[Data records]
┄┄┄┄┄┄

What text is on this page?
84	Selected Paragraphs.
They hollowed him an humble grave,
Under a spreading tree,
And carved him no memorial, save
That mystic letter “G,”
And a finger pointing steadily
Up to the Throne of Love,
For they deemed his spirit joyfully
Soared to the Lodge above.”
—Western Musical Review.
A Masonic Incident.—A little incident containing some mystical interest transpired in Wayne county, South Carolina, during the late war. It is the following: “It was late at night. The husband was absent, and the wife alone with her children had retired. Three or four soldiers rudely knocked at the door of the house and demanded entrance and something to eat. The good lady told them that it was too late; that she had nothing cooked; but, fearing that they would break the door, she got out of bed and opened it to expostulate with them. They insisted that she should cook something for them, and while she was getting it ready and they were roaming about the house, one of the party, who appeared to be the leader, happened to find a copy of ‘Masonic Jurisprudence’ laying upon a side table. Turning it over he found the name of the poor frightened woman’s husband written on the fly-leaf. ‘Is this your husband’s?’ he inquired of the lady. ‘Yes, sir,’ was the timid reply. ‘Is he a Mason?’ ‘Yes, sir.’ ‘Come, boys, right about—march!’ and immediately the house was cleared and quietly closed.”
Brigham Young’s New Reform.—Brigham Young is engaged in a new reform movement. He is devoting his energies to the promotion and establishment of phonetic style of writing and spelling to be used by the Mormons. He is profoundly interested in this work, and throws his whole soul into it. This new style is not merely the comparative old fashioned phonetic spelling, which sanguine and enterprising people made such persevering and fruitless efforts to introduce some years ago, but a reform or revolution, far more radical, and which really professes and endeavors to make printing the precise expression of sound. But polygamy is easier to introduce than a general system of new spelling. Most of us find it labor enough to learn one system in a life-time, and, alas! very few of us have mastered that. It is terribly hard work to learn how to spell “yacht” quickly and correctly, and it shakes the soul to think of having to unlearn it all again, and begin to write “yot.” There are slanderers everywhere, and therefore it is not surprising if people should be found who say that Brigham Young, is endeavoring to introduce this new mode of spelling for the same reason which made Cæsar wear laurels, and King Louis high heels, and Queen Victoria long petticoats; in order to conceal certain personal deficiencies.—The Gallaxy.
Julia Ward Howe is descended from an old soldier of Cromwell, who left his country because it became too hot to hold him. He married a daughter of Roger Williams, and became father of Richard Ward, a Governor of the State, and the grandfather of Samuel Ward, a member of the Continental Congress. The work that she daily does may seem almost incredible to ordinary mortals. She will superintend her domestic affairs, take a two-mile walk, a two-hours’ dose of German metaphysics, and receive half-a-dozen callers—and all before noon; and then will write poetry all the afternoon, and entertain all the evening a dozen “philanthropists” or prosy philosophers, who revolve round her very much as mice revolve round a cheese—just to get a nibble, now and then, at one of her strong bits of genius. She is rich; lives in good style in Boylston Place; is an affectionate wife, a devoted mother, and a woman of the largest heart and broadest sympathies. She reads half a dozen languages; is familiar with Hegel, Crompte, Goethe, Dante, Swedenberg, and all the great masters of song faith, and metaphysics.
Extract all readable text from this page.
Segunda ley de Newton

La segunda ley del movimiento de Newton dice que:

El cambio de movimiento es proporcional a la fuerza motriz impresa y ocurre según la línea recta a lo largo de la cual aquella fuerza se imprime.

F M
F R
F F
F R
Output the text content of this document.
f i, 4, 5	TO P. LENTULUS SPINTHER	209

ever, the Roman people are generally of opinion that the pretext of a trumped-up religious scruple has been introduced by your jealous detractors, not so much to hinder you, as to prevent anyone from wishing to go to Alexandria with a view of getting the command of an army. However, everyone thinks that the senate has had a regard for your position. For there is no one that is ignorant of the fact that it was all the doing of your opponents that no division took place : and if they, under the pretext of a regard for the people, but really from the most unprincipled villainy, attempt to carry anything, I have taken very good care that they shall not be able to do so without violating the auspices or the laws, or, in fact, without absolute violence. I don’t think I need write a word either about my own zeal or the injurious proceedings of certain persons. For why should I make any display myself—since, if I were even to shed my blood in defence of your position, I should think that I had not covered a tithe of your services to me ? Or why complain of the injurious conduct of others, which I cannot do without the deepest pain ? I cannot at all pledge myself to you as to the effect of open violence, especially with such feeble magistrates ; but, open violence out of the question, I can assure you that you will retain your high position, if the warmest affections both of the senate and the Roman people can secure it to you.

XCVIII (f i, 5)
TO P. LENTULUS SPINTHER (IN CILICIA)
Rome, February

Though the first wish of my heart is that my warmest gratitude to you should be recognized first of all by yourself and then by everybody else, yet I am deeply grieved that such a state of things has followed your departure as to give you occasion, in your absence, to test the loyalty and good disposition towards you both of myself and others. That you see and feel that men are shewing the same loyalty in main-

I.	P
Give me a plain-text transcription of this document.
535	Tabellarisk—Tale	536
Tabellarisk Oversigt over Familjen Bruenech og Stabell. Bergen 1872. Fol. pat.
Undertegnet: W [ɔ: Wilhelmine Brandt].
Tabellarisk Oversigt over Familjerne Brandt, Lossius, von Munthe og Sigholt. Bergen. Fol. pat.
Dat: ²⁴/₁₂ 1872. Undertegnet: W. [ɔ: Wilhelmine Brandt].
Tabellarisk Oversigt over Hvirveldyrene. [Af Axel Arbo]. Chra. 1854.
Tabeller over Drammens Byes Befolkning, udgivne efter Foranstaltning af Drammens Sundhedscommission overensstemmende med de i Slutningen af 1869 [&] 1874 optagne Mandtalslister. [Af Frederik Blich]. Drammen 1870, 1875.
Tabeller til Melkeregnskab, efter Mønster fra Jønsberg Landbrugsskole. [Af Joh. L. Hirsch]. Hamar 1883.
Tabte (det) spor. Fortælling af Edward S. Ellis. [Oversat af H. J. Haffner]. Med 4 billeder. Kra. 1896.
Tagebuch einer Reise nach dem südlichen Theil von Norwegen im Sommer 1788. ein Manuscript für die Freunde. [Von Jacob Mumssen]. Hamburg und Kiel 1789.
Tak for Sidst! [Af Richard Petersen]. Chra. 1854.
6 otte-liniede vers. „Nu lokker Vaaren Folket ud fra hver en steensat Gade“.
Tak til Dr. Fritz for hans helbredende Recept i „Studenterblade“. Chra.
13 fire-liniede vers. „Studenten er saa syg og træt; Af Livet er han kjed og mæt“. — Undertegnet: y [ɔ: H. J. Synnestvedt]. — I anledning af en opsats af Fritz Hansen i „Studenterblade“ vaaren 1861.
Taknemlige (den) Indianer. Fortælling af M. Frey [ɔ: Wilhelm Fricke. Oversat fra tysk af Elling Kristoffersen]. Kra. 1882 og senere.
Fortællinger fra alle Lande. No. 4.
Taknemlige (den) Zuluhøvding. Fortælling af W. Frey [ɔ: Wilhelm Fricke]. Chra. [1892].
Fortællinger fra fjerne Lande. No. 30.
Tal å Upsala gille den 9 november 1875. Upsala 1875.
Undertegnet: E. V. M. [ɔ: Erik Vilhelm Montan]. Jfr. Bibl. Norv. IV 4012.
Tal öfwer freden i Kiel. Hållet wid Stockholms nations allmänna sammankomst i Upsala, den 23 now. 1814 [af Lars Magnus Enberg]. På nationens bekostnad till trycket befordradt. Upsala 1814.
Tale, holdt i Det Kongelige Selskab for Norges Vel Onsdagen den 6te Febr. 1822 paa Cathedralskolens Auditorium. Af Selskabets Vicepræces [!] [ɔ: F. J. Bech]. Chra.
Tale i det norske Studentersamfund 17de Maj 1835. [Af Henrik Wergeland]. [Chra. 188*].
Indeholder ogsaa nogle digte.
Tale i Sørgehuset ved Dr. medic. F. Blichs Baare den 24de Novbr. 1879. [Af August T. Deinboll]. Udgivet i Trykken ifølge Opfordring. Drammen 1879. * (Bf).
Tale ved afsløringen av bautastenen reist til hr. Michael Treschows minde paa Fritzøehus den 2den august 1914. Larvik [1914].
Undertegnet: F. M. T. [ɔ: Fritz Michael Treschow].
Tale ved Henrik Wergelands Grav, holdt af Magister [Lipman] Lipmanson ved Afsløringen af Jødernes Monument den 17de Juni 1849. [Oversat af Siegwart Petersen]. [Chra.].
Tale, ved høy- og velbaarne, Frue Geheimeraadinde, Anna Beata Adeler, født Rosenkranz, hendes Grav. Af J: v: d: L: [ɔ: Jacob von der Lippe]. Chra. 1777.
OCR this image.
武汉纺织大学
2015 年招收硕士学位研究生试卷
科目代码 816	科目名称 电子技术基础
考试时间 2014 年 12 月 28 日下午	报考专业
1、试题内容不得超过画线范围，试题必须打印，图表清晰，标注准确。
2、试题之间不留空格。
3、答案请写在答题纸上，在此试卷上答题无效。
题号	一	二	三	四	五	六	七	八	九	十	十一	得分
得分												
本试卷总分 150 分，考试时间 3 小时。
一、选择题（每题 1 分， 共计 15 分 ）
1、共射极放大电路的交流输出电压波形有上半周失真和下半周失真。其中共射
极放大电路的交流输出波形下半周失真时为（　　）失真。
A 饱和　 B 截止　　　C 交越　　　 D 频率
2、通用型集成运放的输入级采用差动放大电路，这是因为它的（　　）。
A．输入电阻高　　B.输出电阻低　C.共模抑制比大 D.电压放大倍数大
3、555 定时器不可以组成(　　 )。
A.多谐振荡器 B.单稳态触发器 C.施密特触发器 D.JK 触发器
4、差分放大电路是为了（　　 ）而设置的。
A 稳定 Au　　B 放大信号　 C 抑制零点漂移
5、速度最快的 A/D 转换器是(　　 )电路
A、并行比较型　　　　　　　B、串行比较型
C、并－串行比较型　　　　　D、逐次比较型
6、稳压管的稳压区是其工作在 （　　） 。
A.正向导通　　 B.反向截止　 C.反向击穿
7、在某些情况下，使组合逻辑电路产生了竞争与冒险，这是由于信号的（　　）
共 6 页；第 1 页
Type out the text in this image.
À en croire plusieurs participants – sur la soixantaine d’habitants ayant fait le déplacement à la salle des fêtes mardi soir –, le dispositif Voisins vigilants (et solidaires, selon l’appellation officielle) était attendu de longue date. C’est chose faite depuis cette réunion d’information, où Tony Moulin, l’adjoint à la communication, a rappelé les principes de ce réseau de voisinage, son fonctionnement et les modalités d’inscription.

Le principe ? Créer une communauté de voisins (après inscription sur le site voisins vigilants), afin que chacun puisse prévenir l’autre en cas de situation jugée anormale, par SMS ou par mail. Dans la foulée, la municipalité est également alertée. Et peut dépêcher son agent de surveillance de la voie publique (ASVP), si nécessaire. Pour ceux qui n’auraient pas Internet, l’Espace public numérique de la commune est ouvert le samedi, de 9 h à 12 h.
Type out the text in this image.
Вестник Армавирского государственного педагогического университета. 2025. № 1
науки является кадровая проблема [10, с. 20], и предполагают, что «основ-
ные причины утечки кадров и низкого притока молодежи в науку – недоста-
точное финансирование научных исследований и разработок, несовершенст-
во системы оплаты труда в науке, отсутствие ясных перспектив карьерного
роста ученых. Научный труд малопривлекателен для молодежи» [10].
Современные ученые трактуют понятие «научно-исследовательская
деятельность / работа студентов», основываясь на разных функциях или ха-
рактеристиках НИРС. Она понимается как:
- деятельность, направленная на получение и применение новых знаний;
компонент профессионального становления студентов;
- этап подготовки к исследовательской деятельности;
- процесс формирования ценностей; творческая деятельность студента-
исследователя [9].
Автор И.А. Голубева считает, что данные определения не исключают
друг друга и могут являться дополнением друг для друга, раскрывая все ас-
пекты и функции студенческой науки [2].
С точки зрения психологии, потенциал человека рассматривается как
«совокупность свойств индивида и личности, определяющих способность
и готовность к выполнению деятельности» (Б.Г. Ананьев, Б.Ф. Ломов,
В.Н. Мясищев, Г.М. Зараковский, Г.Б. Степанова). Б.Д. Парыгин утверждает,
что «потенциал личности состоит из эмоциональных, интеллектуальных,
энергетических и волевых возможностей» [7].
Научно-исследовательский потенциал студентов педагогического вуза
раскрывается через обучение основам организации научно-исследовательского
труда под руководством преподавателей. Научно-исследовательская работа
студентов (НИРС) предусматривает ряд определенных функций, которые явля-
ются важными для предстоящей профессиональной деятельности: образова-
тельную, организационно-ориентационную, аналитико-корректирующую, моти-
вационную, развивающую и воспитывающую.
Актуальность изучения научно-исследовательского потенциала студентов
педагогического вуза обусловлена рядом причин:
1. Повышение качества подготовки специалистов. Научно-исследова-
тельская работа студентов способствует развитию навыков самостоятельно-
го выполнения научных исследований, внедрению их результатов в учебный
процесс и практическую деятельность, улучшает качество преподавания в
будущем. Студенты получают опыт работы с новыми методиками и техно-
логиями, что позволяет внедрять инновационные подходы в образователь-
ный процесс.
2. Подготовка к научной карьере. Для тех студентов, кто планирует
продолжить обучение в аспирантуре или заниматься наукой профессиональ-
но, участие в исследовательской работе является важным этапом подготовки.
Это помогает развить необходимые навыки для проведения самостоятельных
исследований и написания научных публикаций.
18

┄┄┄┄┄┄

:: WHAT TO PRODUCE ::
In the entries above, how many lines hold the word "является"? State the number and nothing else.

:: RIGHT ANSWER ::
2